● EXTRACTED DATA:
== == ==

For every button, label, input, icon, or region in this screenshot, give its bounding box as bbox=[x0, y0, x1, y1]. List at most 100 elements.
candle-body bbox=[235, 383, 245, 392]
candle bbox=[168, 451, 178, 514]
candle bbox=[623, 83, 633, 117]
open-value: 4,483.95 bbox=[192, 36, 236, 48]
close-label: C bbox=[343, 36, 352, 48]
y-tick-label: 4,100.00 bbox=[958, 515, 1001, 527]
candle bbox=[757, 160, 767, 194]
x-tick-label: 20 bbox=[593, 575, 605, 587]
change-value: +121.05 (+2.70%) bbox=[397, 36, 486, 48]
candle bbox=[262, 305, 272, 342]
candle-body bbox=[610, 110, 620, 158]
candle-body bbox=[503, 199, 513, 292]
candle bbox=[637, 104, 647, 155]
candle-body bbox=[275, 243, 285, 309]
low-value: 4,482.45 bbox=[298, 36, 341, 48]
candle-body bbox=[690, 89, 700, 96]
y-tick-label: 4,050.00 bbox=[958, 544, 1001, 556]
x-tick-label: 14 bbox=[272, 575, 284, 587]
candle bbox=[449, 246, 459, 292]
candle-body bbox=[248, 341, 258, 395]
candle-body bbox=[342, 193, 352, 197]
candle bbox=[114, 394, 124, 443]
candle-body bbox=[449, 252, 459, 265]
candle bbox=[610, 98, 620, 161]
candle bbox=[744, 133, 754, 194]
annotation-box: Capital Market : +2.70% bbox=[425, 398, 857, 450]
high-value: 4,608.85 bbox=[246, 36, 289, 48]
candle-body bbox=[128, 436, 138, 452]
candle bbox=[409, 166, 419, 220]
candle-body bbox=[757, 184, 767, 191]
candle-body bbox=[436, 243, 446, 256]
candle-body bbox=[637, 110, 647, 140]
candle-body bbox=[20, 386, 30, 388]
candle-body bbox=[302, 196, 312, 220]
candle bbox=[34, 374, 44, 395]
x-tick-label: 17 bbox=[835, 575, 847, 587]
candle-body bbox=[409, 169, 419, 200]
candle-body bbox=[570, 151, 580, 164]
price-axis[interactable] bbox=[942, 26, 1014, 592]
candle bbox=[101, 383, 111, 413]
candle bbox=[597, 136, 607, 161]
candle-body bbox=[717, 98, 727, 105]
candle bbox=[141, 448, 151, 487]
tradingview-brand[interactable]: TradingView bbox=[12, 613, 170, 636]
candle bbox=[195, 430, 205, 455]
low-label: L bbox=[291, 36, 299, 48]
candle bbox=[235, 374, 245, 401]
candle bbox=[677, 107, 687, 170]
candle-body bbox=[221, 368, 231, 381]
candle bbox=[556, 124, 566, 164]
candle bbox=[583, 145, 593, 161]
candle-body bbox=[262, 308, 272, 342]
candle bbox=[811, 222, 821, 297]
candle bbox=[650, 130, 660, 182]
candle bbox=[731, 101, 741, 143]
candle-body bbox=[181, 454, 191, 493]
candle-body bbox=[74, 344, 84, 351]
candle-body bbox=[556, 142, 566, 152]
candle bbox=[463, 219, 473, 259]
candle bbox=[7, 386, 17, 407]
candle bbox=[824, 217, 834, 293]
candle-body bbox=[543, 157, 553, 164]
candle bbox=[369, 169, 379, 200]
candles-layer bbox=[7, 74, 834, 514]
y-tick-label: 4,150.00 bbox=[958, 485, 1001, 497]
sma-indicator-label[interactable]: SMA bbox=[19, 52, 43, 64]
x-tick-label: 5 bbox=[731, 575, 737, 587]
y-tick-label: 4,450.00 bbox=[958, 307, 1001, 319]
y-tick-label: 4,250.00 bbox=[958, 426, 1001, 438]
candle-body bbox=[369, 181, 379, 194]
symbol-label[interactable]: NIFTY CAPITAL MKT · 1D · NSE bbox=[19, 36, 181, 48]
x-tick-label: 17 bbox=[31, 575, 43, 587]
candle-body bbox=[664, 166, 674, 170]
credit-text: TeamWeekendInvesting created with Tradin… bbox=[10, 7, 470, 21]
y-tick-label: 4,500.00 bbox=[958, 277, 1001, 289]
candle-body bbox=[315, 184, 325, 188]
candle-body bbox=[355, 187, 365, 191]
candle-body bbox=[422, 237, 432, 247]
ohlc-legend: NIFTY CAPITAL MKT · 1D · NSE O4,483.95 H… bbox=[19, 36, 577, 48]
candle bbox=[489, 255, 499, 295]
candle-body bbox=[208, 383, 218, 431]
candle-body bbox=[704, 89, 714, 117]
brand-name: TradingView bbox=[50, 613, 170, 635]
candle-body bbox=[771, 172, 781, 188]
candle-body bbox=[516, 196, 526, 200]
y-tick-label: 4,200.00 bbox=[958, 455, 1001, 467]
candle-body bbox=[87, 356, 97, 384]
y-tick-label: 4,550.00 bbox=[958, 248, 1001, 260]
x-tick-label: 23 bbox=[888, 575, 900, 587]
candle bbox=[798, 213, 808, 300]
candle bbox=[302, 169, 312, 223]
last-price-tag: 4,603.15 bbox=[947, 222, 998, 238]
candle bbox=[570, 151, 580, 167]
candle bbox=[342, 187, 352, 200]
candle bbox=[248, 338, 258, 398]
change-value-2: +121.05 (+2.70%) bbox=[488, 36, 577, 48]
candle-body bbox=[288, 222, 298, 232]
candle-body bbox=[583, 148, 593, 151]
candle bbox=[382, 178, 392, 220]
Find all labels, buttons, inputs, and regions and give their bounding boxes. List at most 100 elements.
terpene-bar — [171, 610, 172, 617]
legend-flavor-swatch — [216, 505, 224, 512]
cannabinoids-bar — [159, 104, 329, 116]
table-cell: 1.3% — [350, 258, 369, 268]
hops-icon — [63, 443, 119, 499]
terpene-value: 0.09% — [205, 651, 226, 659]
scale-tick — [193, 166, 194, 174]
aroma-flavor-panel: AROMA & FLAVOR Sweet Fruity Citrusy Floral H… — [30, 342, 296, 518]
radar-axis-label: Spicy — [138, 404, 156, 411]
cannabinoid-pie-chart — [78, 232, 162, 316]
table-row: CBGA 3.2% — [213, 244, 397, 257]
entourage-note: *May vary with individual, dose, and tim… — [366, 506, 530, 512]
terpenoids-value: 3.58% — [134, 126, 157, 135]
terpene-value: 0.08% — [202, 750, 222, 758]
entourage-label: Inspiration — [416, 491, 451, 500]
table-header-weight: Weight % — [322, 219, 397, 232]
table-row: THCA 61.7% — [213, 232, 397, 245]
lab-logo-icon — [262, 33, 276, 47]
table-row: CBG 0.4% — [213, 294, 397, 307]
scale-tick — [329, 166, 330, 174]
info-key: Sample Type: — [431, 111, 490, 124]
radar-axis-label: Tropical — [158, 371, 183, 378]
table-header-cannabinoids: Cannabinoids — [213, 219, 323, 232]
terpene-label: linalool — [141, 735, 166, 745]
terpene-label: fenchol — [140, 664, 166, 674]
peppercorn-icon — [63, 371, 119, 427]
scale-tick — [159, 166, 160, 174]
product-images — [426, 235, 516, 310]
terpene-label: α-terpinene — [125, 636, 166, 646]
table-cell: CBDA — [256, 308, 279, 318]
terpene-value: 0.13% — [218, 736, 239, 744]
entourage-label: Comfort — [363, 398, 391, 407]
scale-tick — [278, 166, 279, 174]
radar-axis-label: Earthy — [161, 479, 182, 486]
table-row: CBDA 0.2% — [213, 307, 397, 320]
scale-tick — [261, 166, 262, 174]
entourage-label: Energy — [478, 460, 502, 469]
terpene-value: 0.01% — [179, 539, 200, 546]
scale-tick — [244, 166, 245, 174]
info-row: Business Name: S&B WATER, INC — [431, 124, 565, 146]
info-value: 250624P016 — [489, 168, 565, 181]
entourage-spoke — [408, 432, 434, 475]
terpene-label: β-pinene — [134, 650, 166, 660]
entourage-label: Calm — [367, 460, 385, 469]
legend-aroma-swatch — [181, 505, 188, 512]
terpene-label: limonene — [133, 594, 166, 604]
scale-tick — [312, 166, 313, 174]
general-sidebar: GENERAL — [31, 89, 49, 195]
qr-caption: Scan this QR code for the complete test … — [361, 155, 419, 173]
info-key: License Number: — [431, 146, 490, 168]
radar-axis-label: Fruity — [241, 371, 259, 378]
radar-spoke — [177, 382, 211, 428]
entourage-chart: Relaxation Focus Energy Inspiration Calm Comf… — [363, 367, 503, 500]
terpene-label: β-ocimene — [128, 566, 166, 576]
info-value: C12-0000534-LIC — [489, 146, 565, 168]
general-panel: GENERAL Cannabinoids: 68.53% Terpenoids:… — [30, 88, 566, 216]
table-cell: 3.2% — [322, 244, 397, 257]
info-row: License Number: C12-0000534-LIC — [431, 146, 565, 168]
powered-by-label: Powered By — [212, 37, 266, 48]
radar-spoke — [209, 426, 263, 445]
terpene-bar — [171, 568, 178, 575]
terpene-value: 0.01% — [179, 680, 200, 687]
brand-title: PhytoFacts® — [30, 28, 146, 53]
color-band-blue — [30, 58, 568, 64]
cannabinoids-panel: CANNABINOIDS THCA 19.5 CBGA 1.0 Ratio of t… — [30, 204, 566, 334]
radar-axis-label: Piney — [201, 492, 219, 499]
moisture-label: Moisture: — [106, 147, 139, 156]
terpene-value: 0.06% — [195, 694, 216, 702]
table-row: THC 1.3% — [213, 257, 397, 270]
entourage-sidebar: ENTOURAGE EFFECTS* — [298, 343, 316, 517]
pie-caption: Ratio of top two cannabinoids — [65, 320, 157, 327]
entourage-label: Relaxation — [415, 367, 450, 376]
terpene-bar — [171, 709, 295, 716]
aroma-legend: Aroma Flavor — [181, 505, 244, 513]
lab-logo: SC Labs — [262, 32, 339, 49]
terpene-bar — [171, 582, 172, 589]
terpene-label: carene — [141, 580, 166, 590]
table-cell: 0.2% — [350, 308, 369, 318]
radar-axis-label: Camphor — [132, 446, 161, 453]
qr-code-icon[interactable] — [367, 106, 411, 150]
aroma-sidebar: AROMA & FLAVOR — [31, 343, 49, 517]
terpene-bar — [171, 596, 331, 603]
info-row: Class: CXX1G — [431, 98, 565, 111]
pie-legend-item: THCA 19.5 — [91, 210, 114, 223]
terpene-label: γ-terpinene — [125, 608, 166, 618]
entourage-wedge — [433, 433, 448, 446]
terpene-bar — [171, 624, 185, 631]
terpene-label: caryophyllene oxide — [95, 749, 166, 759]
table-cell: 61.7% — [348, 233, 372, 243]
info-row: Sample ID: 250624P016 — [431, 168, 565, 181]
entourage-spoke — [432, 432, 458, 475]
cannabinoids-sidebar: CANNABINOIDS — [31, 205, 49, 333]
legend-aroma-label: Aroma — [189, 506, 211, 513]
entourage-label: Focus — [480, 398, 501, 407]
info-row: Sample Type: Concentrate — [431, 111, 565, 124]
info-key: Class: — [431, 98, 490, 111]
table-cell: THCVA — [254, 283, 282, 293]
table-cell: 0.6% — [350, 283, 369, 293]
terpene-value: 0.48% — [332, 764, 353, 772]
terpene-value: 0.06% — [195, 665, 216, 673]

== == ==

● PROBLEM DESCRIPTION: Count the lines in the data above that contain the string "scale", treating uppercase and lowercase letters as different, and give only the number.

● WRITTEN REPLY: 7